What is asked:
Skip the pictures. Reproduce all other material exactly.

Stored rows:

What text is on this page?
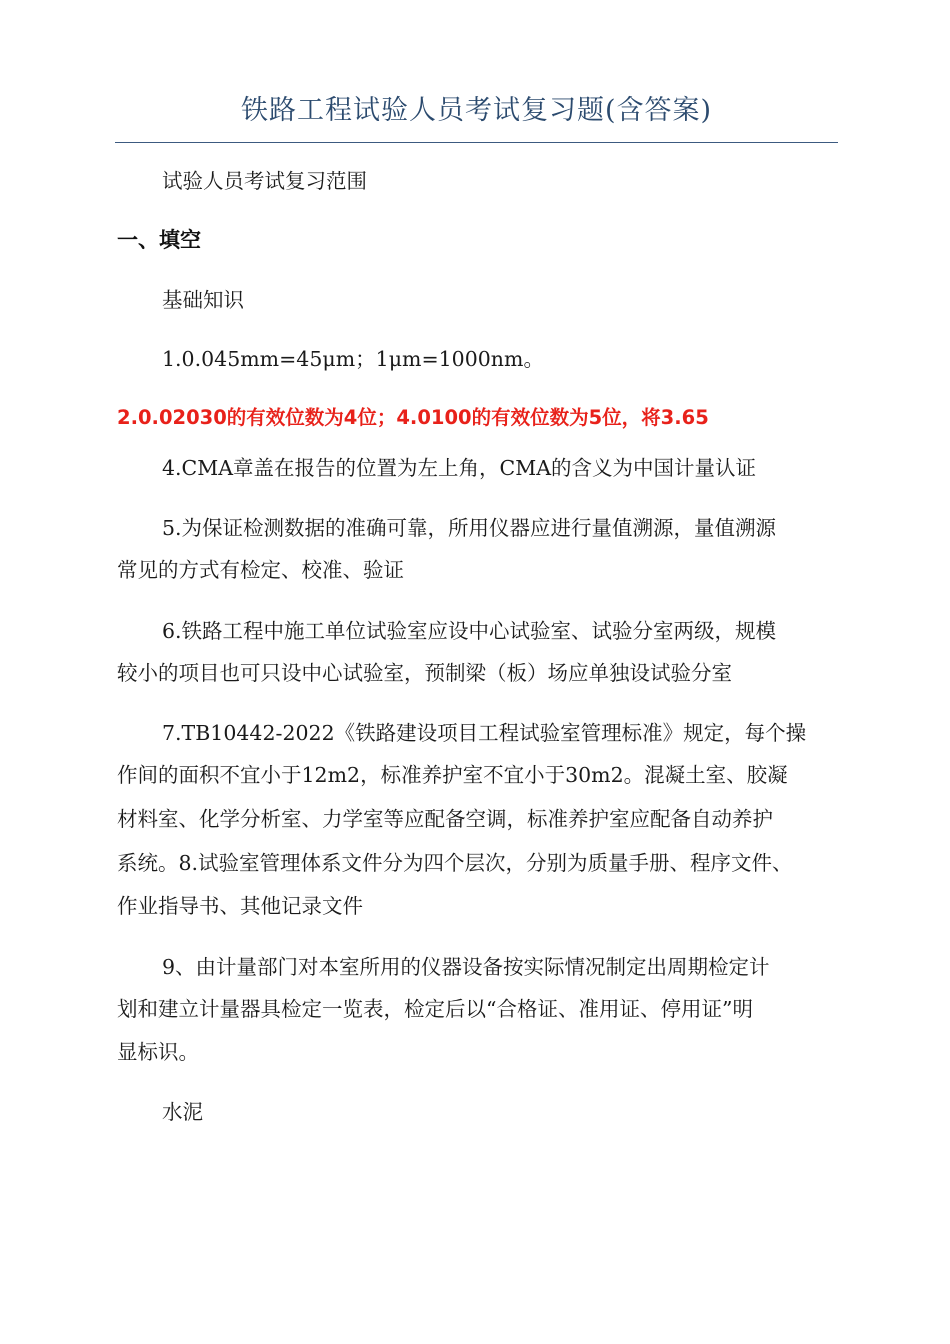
铁路工程试验人员考试复习题(含答案)
试验人员考试复习范围
一、填空
基础知识
1.0.045mm=45μm；1μm=1000nm。
2.0.02030的有效位数为4位；4.0100的有效位数为5位，将3.65
4.CMA章盖在报告的位置为左上角，CMA的含义为中国计量认证
5.为保证检测数据的准确可靠，所用仪器应进行量值溯源，量值溯源
常见的方式有检定、校准、验证
6.铁路工程中施工单位试验室应设中心试验室、试验分室两级，规模
较小的项目也可只设中心试验室，预制梁（板）场应单独设试验分室
7.TB10442-2022《铁路建设项目工程试验室管理标准》规定，每个操
作间的面积不宜小于12m2，标准养护室不宜小于30m2。混凝土室、胶凝
材料室、化学分析室、力学室等应配备空调，标准养护室应配备自动养护
系统。8.试验室管理体系文件分为四个层次，分别为质量手册、程序文件、
作业指导书、其他记录文件
9、由计量部门对本室所用的仪器设备按实际情况制定出周期检定计
划和建立计量器具检定一览表，检定后以“合格证、准用证、停用证”明
显标识。
水泥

Exercise result:
What text is on this page?
铁路工程试验人员考试复习题(含答案)
试验人员考试复习范围
一、填空
基础知识
1.0.045mm=45μm；1μm=1000nm。
2.0.02030的有效位数为4位；4.0100的有效位数为5位，将3.65
4.CMA章盖在报告的位置为左上角，CMA的含义为中国计量认证
5.为保证检测数据的准确可靠，所用仪器应进行量值溯源，量值溯源
常见的方式有检定、校准、验证
6.铁路工程中施工单位试验室应设中心试验室、试验分室两级，规模
较小的项目也可只设中心试验室，预制梁（板）场应单独设试验分室
7.TB10442-2022《铁路建设项目工程试验室管理标准》规定，每个操
作间的面积不宜小于12m2，标准养护室不宜小于30m2。混凝土室、胶凝
材料室、化学分析室、力学室等应配备空调，标准养护室应配备自动养护
系统。8.试验室管理体系文件分为四个层次，分别为质量手册、程序文件、
作业指导书、其他记录文件
9、由计量部门对本室所用的仪器设备按实际情况制定出周期检定计
划和建立计量器具检定一览表，检定后以“合格证、准用证、停用证”明
显标识。
水泥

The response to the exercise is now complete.